## BEGIN Data provided
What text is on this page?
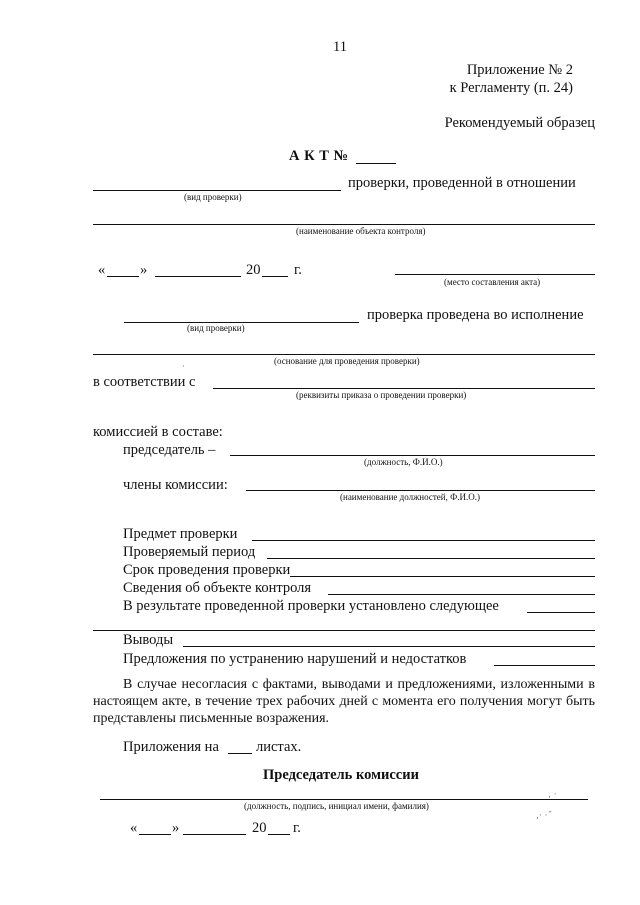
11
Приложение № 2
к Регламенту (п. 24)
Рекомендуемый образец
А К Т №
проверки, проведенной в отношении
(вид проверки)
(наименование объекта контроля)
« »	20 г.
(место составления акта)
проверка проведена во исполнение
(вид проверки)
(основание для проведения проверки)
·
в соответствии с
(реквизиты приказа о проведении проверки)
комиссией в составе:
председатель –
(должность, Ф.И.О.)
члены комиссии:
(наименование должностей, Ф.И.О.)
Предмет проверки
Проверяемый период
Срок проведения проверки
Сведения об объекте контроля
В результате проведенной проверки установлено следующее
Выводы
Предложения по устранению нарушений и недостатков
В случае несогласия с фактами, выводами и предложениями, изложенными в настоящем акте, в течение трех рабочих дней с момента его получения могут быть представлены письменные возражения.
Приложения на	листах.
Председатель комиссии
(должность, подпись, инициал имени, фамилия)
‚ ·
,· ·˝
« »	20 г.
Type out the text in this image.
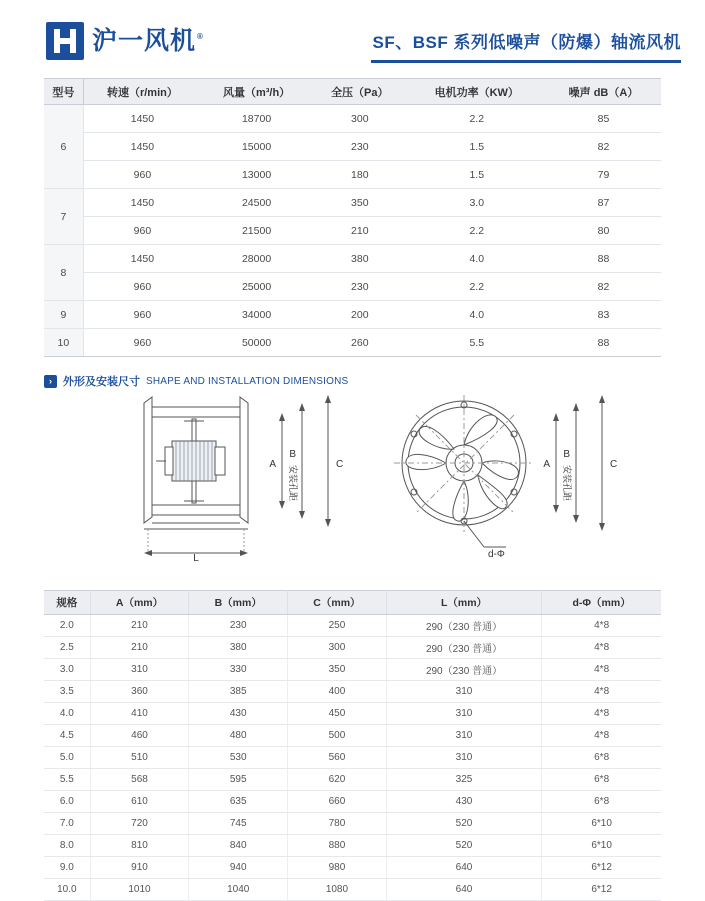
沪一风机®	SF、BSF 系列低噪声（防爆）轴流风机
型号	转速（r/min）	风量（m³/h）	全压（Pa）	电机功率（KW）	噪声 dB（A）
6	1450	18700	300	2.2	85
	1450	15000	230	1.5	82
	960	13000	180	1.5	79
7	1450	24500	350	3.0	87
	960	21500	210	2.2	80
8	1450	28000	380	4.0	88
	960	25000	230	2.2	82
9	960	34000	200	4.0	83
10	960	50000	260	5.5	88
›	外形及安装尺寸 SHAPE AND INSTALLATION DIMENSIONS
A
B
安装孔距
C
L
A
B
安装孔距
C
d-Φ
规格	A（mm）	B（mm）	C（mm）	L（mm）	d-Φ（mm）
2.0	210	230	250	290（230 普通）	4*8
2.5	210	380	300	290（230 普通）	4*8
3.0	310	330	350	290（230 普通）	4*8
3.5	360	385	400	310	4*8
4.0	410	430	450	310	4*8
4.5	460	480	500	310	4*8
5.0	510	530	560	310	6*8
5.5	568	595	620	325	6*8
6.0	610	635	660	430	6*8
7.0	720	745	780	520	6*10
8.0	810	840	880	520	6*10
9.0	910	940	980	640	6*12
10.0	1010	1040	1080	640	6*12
## END Data provided
**Job**.
Write out each line of the data exactly; the images should be left out.

**Solution to the problem**.
What text is on this page?
11
Приложение № 2
к Регламенту (п. 24)
Рекомендуемый образец
А К Т №
проверки, проведенной в отношении
(вид проверки)
(наименование объекта контроля)
« »	20 г.
(место составления акта)
проверка проведена во исполнение
(вид проверки)
(основание для проведения проверки)
·
в соответствии с
(реквизиты приказа о проведении проверки)
комиссией в составе:
председатель –
(должность, Ф.И.О.)
члены комиссии:
(наименование должностей, Ф.И.О.)
Предмет проверки
Проверяемый период
Срок проведения проверки
Сведения об объекте контроля
В результате проведенной проверки установлено следующее
Выводы
Предложения по устранению нарушений и недостатков
В случае несогласия с фактами, выводами и предложениями, изложенными в настоящем акте, в течение трех рабочих дней с момента его получения могут быть представлены письменные возражения.
Приложения на	листах.
Председатель комиссии
(должность, подпись, инициал имени, фамилия)
‚ ·
,· ·˝
« »	20 г.
Type out the text in this image.
沪一风机®	SF、BSF 系列低噪声（防爆）轴流风机
型号	转速（r/min）	风量（m³/h）	全压（Pa）	电机功率（KW）	噪声 dB（A）
6	1450	18700	300	2.2	85
	1450	15000	230	1.5	82
	960	13000	180	1.5	79
7	1450	24500	350	3.0	87
	960	21500	210	2.2	80
8	1450	28000	380	4.0	88
	960	25000	230	2.2	82
9	960	34000	200	4.0	83
10	960	50000	260	5.5	88
›	外形及安装尺寸 SHAPE AND INSTALLATION DIMENSIONS
A
B
安装孔距
C
L
A
B
安装孔距
C
d-Φ
规格	A（mm）	B（mm）	C（mm）	L（mm）	d-Φ（mm）
2.0	210	230	250	290（230 普通）	4*8
2.5	210	380	300	290（230 普通）	4*8
3.0	310	330	350	290（230 普通）	4*8
3.5	360	385	400	310	4*8
4.0	410	430	450	310	4*8
4.5	460	480	500	310	4*8
5.0	510	530	560	310	6*8
5.5	568	595	620	325	6*8
6.0	610	635	660	430	6*8
7.0	720	745	780	520	6*10
8.0	810	840	880	520	6*10
9.0	910	940	980	640	6*12
10.0	1010	1040	1080	640	6*12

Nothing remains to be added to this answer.